(SHORT TASK): Scan the data below and report how many lines include the word "Wielkopolskiej". Nothing else is wanted.

(GIVEN RECORDS):
--- start ---

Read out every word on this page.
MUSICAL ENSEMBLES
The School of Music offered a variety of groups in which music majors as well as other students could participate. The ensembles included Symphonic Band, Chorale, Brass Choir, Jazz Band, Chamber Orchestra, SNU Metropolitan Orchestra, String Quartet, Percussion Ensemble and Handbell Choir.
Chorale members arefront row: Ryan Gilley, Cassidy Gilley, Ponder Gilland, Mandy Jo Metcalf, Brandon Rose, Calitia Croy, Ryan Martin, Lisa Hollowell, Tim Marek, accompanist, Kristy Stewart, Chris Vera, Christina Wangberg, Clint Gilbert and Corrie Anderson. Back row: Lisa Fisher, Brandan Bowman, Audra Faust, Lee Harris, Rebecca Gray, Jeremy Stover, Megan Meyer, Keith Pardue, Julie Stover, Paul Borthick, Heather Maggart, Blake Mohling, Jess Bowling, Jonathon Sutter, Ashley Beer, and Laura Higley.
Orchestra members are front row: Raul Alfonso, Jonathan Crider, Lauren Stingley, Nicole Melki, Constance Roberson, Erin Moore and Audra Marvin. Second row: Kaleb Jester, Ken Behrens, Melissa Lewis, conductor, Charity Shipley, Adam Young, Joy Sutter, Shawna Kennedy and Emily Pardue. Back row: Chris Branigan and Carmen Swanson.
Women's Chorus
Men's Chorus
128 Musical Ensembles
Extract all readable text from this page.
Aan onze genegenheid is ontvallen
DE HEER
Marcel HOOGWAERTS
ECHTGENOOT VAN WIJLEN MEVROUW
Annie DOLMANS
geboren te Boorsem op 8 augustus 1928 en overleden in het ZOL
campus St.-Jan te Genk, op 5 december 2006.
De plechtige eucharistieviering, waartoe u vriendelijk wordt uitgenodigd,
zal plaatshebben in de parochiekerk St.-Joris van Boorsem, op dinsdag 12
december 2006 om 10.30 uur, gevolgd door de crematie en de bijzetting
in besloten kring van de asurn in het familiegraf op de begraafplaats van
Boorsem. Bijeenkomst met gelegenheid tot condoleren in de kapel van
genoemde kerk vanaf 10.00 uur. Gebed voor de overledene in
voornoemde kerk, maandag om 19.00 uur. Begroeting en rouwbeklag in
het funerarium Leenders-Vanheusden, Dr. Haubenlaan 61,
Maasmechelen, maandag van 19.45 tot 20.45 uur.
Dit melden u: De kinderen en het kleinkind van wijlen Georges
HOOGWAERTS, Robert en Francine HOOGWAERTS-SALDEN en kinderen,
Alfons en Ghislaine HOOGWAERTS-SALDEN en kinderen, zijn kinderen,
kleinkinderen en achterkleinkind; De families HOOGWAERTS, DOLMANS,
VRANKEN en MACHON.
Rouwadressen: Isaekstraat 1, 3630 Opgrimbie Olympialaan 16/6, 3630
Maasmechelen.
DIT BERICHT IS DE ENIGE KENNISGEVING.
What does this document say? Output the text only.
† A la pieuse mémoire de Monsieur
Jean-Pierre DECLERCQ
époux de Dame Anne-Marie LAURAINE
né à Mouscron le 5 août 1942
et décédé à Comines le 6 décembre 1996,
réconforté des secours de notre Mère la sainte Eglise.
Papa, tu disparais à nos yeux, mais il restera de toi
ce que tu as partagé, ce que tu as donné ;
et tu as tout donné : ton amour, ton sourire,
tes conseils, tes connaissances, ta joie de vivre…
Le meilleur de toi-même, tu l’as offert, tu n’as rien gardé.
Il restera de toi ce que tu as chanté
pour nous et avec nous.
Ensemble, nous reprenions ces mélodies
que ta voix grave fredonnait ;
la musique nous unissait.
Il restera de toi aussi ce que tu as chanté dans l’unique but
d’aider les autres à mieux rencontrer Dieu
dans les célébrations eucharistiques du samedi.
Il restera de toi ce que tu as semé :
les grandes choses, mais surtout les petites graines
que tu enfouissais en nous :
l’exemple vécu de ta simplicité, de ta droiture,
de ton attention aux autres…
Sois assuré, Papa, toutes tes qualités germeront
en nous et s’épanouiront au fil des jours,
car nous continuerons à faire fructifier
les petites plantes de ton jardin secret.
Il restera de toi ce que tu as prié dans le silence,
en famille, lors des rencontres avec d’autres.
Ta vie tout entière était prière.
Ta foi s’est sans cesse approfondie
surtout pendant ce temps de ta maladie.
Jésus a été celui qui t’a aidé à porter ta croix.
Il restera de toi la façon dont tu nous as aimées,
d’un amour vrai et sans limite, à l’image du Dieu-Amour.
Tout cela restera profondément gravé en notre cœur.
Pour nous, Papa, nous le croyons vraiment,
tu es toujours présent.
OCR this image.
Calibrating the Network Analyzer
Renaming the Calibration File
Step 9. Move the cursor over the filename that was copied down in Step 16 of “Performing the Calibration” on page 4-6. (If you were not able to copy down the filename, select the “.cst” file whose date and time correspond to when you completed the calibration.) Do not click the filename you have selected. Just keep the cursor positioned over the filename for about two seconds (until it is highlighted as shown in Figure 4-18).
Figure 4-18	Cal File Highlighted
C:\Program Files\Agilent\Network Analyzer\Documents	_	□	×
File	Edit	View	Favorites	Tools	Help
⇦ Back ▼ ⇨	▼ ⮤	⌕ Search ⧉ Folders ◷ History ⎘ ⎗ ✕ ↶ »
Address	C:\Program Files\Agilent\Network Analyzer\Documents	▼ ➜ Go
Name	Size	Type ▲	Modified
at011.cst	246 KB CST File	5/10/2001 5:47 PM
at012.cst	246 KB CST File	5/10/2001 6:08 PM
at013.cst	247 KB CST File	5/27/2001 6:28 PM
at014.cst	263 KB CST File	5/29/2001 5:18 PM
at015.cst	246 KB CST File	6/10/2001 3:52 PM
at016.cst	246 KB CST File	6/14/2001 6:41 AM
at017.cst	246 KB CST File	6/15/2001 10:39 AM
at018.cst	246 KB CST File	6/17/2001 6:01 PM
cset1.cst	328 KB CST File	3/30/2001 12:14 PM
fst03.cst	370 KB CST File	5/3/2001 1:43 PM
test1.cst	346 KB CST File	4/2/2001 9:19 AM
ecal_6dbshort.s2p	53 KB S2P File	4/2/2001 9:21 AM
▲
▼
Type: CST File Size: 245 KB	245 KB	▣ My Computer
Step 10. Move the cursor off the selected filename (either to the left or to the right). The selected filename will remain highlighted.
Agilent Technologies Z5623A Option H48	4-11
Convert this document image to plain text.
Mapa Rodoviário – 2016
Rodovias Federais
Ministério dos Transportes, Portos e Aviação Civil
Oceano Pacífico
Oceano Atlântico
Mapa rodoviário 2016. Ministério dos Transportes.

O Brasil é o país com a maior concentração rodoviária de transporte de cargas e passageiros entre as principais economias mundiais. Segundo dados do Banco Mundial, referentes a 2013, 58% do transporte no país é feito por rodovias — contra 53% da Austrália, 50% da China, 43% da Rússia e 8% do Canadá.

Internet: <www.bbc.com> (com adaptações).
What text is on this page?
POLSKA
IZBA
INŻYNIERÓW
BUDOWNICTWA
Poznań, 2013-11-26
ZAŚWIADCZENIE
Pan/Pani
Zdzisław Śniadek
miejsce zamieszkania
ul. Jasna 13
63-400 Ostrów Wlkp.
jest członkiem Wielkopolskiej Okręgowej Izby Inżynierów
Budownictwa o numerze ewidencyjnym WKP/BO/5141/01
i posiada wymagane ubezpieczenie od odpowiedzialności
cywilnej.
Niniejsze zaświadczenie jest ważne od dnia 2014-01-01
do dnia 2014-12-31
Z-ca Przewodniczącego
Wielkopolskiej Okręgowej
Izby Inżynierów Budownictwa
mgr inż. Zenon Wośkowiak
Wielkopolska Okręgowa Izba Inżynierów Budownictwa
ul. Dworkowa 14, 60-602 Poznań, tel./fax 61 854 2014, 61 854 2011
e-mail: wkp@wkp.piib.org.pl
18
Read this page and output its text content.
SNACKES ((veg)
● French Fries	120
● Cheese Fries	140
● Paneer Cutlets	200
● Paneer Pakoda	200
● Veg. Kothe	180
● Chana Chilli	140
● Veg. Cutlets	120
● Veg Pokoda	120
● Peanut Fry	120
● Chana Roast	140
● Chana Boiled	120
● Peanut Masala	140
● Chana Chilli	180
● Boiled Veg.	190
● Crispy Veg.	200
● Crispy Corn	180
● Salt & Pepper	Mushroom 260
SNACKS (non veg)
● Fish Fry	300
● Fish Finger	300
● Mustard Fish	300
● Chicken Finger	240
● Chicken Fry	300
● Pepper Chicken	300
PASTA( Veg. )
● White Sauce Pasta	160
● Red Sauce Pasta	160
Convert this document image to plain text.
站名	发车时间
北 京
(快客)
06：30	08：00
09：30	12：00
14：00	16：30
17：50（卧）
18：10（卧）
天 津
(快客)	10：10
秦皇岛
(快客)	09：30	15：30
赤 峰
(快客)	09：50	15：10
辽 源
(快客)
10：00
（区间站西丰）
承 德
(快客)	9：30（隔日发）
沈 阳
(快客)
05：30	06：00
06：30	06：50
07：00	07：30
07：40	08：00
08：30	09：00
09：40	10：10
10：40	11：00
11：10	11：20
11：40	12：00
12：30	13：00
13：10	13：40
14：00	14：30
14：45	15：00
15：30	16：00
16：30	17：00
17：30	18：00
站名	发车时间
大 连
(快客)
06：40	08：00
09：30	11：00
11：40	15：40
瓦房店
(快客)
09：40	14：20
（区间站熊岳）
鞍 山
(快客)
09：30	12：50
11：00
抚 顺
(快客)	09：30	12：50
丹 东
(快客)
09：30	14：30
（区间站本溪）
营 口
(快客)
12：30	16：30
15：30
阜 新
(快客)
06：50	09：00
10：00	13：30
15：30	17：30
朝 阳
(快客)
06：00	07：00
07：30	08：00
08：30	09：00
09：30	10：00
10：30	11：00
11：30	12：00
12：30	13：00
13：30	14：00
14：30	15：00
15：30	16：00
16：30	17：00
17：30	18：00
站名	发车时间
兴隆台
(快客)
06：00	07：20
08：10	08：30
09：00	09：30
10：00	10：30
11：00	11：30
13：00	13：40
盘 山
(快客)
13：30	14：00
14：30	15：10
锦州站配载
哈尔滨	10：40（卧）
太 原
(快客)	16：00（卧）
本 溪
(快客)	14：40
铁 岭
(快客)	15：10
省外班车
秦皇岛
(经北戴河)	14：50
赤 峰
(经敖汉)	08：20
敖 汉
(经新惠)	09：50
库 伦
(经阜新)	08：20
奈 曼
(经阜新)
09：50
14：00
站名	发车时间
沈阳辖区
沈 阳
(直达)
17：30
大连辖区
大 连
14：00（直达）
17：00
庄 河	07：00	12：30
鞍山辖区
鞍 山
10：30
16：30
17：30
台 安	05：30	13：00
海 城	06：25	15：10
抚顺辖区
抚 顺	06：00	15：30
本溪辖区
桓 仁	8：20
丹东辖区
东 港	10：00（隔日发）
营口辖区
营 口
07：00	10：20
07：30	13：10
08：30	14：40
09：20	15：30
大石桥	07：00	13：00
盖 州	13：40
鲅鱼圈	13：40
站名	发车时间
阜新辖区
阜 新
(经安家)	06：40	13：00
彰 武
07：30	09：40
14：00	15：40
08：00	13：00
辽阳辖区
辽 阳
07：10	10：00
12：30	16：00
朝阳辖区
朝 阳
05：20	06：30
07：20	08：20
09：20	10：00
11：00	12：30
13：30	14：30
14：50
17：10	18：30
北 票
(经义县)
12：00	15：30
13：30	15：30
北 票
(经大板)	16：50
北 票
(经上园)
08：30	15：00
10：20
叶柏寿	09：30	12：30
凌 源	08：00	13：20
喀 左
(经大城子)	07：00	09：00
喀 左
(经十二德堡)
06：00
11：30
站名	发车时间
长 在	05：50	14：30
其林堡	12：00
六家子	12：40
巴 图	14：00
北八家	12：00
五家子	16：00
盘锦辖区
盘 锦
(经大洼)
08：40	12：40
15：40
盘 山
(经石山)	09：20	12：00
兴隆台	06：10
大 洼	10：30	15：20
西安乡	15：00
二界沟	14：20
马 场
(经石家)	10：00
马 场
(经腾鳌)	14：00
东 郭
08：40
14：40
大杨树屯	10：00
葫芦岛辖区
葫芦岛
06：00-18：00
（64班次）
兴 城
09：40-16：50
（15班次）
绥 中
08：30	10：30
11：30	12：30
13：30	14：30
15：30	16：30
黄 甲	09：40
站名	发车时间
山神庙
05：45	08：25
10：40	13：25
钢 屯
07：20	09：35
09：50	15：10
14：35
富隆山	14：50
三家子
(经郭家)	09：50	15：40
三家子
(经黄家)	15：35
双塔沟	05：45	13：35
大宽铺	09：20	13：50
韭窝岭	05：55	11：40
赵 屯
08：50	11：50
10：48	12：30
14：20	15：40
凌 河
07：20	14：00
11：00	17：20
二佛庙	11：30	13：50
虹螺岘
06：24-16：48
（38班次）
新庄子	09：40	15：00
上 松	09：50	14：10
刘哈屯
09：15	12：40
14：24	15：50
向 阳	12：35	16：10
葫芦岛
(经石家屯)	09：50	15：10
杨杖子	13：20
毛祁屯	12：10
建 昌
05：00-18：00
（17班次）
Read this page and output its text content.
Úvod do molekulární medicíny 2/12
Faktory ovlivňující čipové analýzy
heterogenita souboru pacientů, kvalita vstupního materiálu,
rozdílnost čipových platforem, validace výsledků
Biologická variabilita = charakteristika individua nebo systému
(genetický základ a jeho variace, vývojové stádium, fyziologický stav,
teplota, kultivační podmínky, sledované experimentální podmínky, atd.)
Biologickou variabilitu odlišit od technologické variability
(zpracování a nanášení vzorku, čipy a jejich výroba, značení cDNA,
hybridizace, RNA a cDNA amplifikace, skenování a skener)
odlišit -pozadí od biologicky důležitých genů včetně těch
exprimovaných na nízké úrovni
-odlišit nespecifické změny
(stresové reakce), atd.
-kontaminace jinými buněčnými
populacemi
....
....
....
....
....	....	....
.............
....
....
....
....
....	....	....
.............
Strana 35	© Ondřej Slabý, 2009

--- end ---

(SOLUTION FOR THIS PROBLEM): 2